Exercise requirements
Output solely the number of lines containing the string "screenshot".
----------
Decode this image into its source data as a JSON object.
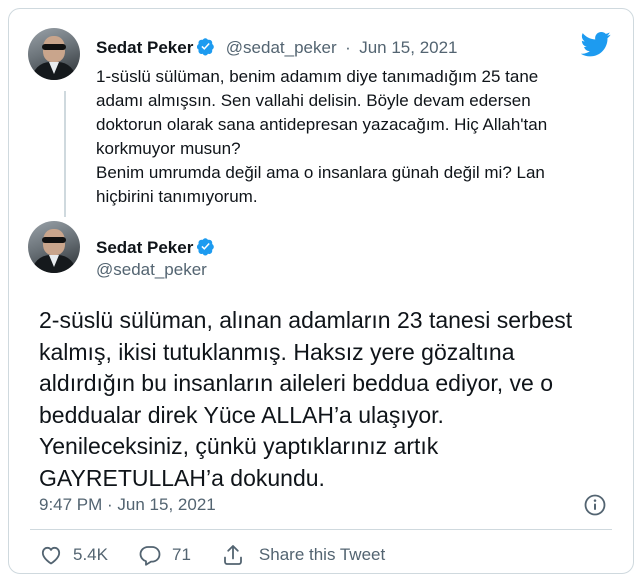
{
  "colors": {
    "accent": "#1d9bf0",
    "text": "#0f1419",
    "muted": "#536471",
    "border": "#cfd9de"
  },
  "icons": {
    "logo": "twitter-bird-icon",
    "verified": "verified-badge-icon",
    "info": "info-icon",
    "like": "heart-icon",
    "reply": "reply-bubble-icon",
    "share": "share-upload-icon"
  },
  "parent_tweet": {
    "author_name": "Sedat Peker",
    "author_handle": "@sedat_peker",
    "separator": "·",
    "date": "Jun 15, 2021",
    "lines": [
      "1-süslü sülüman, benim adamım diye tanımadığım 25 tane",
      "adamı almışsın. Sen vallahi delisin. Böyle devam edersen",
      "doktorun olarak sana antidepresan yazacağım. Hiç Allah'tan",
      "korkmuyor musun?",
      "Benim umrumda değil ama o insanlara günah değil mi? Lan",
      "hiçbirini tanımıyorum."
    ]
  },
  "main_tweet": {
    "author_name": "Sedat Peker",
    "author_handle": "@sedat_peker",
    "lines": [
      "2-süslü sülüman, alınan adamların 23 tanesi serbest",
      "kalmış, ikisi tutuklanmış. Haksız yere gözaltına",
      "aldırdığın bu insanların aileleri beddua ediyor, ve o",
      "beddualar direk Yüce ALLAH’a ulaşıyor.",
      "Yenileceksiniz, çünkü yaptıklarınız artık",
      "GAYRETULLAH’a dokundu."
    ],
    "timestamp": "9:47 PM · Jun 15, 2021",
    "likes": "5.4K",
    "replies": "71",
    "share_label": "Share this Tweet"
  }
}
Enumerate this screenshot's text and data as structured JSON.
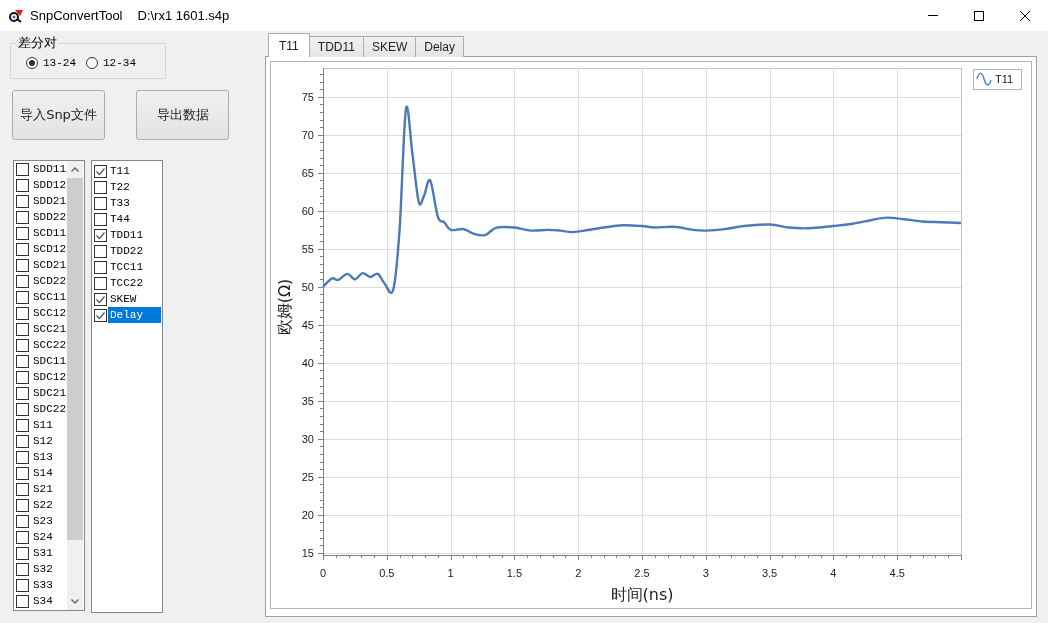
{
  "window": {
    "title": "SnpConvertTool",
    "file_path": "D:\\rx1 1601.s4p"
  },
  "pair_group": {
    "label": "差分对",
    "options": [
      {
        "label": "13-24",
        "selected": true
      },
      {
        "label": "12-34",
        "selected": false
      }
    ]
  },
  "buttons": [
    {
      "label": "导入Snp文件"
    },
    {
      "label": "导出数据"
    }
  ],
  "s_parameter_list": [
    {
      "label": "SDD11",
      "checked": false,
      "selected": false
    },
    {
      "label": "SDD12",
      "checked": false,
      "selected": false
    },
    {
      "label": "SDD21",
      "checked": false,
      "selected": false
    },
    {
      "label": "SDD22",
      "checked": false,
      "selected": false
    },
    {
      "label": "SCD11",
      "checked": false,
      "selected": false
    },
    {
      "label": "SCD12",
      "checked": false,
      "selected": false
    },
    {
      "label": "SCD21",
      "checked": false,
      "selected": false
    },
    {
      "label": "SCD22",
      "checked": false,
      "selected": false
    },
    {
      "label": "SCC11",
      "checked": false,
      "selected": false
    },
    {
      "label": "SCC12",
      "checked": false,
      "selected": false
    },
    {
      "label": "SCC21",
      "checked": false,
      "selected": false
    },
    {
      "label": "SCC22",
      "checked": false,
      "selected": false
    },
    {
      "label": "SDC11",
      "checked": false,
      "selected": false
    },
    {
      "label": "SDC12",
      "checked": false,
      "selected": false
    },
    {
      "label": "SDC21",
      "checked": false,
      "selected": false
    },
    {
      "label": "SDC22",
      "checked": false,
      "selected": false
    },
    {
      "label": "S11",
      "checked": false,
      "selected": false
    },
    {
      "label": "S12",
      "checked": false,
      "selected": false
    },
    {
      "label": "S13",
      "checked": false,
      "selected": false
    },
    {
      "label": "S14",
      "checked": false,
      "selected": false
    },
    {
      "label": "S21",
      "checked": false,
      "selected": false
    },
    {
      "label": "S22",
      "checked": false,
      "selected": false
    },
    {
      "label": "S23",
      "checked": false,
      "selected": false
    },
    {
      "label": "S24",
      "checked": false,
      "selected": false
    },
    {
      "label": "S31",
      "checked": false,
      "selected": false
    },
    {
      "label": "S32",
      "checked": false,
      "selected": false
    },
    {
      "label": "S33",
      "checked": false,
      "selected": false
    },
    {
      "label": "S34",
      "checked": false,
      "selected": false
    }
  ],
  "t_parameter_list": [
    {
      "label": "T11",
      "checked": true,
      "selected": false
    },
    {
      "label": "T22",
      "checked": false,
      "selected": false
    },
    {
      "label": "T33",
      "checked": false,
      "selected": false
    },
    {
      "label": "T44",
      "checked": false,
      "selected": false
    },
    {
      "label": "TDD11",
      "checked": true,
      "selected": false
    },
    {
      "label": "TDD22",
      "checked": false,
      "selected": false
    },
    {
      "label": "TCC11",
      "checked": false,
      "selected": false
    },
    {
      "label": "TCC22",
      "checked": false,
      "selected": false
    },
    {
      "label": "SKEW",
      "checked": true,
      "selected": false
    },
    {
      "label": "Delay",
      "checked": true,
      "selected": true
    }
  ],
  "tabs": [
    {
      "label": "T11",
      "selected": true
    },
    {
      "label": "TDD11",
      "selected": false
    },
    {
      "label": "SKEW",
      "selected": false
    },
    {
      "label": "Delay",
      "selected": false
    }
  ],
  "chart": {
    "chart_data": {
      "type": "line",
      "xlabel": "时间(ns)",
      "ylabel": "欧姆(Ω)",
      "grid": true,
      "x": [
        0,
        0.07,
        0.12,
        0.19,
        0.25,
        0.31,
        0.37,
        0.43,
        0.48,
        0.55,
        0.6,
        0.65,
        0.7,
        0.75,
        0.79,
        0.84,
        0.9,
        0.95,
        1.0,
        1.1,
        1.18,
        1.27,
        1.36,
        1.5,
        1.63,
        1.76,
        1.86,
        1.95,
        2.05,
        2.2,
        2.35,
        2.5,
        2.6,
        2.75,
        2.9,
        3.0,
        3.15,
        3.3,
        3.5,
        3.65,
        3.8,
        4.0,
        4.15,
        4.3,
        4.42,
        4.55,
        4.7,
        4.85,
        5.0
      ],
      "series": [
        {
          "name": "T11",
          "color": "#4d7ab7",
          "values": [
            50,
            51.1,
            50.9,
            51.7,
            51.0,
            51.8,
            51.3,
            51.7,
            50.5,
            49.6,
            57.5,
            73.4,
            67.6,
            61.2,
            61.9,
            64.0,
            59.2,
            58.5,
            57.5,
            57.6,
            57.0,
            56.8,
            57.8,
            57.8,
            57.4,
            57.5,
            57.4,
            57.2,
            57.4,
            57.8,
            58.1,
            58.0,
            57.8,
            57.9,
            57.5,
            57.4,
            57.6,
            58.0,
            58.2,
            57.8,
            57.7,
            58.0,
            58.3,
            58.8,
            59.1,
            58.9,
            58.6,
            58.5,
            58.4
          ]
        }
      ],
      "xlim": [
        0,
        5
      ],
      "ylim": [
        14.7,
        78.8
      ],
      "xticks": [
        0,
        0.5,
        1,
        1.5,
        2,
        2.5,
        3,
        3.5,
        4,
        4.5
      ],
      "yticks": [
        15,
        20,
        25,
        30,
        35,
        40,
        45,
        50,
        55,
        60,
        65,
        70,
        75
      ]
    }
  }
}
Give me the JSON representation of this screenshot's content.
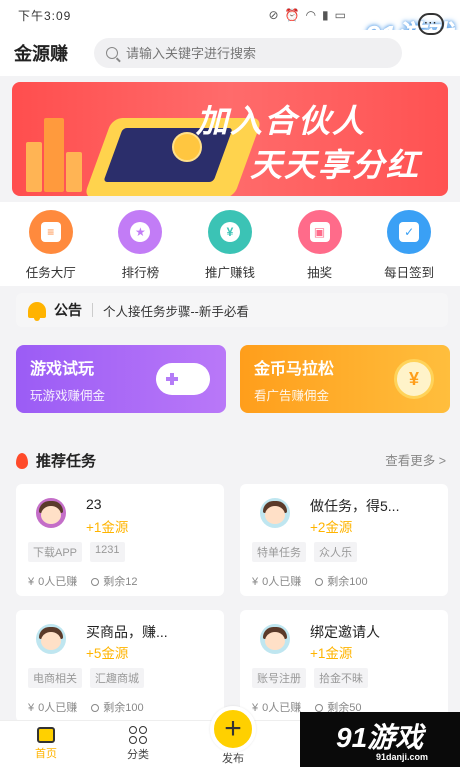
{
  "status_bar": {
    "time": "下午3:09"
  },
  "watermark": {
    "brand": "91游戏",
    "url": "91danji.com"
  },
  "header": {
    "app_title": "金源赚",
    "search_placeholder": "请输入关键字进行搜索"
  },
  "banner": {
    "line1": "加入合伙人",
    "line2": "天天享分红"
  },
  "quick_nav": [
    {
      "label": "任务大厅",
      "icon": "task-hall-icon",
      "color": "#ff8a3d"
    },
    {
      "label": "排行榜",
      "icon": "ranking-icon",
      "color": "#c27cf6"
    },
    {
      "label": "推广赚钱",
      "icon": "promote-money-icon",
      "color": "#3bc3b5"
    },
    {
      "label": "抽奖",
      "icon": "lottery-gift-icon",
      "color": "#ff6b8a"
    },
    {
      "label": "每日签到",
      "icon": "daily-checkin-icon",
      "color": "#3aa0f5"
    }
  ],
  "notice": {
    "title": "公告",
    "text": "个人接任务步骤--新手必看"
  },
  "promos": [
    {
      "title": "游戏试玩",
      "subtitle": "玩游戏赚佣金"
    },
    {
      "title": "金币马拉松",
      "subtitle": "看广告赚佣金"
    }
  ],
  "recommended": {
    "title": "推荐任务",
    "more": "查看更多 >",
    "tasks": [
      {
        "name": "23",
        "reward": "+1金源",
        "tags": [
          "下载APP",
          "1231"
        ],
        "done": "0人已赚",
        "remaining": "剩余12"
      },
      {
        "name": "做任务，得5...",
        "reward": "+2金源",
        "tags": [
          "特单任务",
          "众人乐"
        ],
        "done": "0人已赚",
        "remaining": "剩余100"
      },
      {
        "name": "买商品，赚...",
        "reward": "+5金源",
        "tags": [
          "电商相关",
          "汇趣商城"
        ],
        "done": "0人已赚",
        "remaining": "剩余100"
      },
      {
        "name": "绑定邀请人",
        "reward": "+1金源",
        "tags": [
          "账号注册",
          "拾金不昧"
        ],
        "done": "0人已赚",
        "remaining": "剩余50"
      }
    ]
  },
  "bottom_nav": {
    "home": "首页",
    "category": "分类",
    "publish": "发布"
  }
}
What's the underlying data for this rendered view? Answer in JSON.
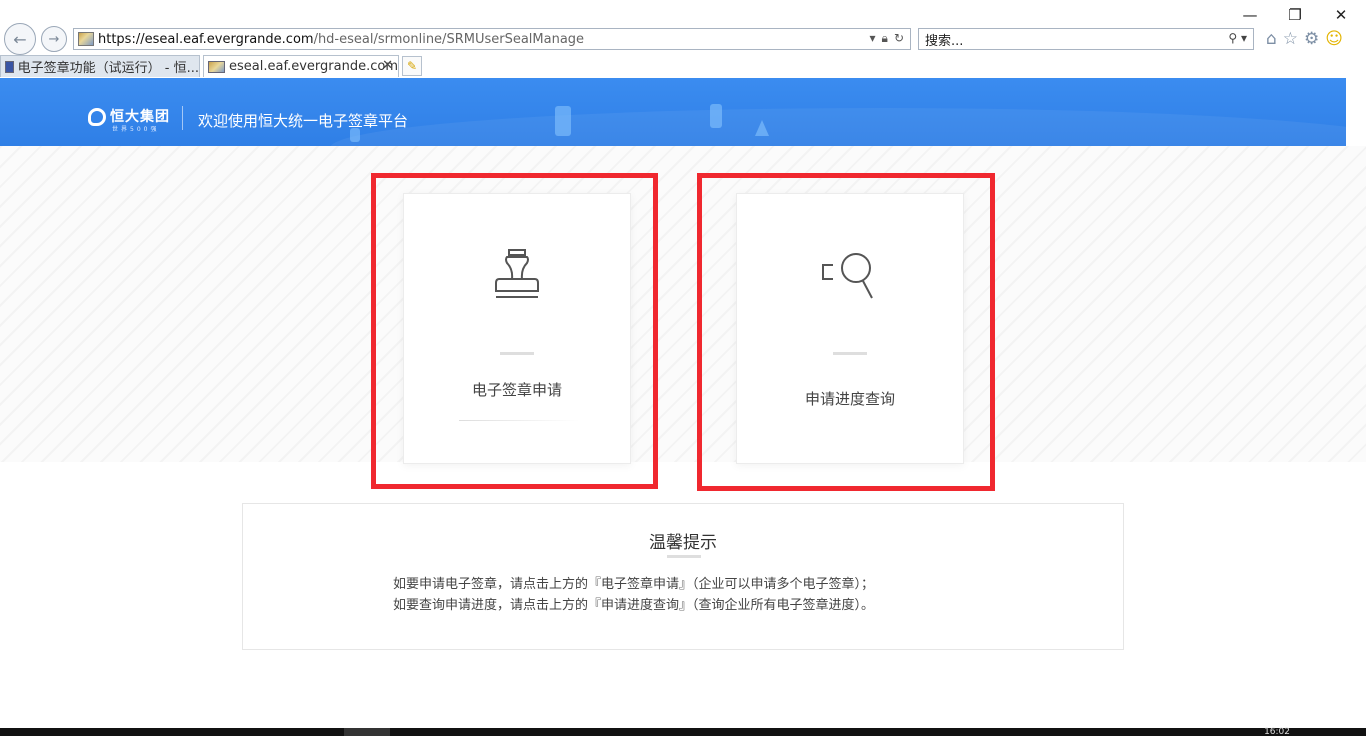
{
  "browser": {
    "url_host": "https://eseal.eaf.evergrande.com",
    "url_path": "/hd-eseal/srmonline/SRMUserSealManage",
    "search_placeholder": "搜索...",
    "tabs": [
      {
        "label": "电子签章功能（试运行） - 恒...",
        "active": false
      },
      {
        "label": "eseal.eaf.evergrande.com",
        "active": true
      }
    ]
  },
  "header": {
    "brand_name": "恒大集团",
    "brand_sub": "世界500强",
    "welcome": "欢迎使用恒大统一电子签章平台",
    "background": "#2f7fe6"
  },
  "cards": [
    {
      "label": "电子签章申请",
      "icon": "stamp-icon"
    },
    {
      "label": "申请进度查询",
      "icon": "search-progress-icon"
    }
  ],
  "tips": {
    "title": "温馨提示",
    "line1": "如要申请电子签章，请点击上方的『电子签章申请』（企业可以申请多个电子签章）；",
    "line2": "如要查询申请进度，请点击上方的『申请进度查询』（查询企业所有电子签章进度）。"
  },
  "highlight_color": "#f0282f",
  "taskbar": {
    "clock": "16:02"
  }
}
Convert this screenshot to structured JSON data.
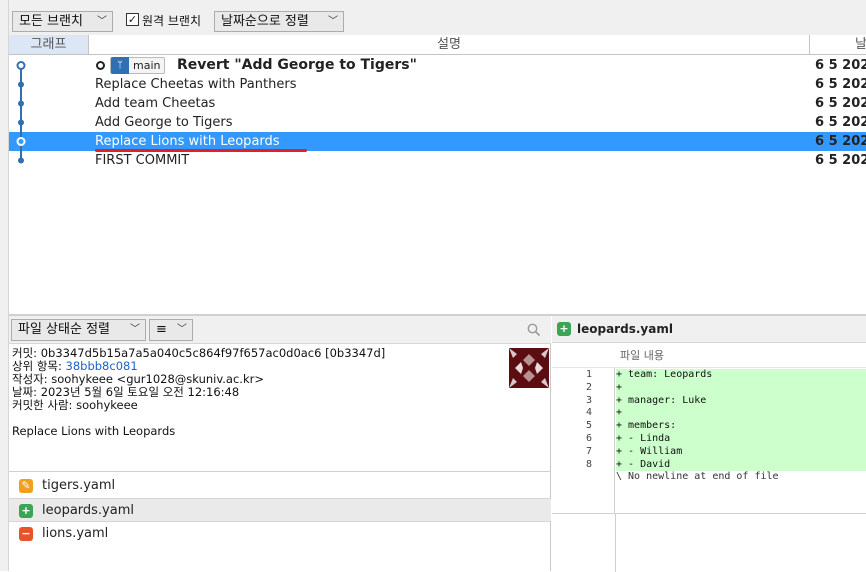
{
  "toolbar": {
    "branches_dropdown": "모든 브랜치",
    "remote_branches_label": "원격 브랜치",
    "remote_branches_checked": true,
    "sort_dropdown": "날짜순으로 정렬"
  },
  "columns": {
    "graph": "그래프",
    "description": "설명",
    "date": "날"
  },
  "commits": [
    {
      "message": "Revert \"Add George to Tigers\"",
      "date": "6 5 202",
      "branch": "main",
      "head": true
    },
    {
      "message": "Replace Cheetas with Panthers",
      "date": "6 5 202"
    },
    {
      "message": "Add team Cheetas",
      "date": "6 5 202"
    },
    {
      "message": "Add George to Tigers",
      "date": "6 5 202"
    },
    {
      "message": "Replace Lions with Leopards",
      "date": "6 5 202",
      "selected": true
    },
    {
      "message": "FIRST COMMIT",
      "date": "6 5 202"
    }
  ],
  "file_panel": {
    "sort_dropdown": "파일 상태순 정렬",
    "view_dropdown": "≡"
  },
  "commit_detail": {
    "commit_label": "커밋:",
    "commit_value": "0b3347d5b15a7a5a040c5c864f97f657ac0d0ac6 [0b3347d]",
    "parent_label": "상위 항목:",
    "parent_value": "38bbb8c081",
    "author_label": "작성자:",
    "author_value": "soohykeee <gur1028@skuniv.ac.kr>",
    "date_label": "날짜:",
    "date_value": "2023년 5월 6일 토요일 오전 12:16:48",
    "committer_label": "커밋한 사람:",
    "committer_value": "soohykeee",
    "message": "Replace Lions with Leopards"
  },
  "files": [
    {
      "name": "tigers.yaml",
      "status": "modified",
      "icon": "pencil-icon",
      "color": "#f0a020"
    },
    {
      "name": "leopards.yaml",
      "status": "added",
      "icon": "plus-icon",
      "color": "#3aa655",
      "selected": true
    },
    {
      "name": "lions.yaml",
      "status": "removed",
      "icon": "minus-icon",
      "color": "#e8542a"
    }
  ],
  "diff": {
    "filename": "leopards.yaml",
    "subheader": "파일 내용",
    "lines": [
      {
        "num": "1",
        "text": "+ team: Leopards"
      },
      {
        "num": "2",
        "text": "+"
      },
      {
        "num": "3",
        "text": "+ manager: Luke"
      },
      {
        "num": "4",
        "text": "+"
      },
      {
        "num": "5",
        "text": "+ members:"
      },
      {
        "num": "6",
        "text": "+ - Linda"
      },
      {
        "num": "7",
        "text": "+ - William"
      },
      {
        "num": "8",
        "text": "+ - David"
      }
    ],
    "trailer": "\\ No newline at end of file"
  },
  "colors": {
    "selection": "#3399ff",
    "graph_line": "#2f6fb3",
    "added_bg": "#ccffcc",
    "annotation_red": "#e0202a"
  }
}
----------
Solution
3